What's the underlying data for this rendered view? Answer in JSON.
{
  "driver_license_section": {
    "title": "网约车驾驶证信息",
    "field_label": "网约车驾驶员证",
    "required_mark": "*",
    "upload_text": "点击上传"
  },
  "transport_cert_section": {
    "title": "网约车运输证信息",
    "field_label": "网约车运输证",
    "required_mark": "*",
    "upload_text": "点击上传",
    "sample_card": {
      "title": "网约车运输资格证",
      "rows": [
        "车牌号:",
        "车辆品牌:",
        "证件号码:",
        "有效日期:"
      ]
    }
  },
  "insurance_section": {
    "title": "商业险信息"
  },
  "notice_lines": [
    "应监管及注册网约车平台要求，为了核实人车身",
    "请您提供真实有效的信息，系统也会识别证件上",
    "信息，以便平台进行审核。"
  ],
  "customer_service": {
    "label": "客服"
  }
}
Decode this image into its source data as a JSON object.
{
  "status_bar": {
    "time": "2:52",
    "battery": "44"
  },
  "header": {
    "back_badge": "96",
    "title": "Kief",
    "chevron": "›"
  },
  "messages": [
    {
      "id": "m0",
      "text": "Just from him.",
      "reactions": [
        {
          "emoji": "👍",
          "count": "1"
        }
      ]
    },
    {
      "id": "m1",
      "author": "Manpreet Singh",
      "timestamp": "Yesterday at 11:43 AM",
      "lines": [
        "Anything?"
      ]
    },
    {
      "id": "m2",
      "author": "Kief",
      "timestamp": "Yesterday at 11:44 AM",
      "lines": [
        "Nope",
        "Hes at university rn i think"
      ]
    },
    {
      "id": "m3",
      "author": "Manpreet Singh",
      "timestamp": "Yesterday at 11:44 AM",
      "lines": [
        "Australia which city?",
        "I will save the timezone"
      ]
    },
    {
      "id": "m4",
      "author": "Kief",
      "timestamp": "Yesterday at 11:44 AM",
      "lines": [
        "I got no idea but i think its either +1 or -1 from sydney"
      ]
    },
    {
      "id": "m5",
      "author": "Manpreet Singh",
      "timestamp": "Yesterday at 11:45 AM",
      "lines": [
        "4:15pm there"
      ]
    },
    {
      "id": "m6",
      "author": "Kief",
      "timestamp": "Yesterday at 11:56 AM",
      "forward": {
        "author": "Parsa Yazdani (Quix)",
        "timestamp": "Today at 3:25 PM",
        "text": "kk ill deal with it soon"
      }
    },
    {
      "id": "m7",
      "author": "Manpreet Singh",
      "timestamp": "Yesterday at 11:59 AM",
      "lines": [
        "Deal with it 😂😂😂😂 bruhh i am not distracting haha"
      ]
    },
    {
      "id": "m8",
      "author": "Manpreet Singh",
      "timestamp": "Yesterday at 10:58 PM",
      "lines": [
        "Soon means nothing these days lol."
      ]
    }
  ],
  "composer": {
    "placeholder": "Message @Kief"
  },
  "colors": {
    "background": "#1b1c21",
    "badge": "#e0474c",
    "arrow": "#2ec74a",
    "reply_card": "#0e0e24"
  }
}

----

**What the exercise asks**
Reproduce the material exactly, with every line intact.

**Answer below**
What's the underlying data for this rendered view? Answer in JSON.
{
  "driver_license_section": {
    "title": "网约车驾驶证信息",
    "field_label": "网约车驾驶员证",
    "required_mark": "*",
    "upload_text": "点击上传"
  },
  "transport_cert_section": {
    "title": "网约车运输证信息",
    "field_label": "网约车运输证",
    "required_mark": "*",
    "upload_text": "点击上传",
    "sample_card": {
      "title": "网约车运输资格证",
      "rows": [
        "车牌号:",
        "车辆品牌:",
        "证件号码:",
        "有效日期:"
      ]
    }
  },
  "insurance_section": {
    "title": "商业险信息"
  },
  "notice_lines": [
    "应监管及注册网约车平台要求，为了核实人车身",
    "请您提供真实有效的信息，系统也会识别证件上",
    "信息，以便平台进行审核。"
  ],
  "customer_service": {
    "label": "客服"
  }
}
Decode this image into its source data as a JSON object.
{
  "status_bar": {
    "time": "2:52",
    "battery": "44"
  },
  "header": {
    "back_badge": "96",
    "title": "Kief",
    "chevron": "›"
  },
  "messages": [
    {
      "id": "m0",
      "text": "Just from him.",
      "reactions": [
        {
          "emoji": "👍",
          "count": "1"
        }
      ]
    },
    {
      "id": "m1",
      "author": "Manpreet Singh",
      "timestamp": "Yesterday at 11:43 AM",
      "lines": [
        "Anything?"
      ]
    },
    {
      "id": "m2",
      "author": "Kief",
      "timestamp": "Yesterday at 11:44 AM",
      "lines": [
        "Nope",
        "Hes at university rn i think"
      ]
    },
    {
      "id": "m3",
      "author": "Manpreet Singh",
      "timestamp": "Yesterday at 11:44 AM",
      "lines": [
        "Australia which city?",
        "I will save the timezone"
      ]
    },
    {
      "id": "m4",
      "author": "Kief",
      "timestamp": "Yesterday at 11:44 AM",
      "lines": [
        "I got no idea but i think its either +1 or -1 from sydney"
      ]
    },
    {
      "id": "m5",
      "author": "Manpreet Singh",
      "timestamp": "Yesterday at 11:45 AM",
      "lines": [
        "4:15pm there"
      ]
    },
    {
      "id": "m6",
      "author": "Kief",
      "timestamp": "Yesterday at 11:56 AM",
      "forward": {
        "author": "Parsa Yazdani (Quix)",
        "timestamp": "Today at 3:25 PM",
        "text": "kk ill deal with it soon"
      }
    },
    {
      "id": "m7",
      "author": "Manpreet Singh",
      "timestamp": "Yesterday at 11:59 AM",
      "lines": [
        "Deal with it 😂😂😂😂 bruhh i am not distracting haha"
      ]
    },
    {
      "id": "m8",
      "author": "Manpreet Singh",
      "timestamp": "Yesterday at 10:58 PM",
      "lines": [
        "Soon means nothing these days lol."
      ]
    }
  ],
  "composer": {
    "placeholder": "Message @Kief"
  },
  "colors": {
    "background": "#1b1c21",
    "badge": "#e0474c",
    "arrow": "#2ec74a",
    "reply_card": "#0e0e24"
  }
}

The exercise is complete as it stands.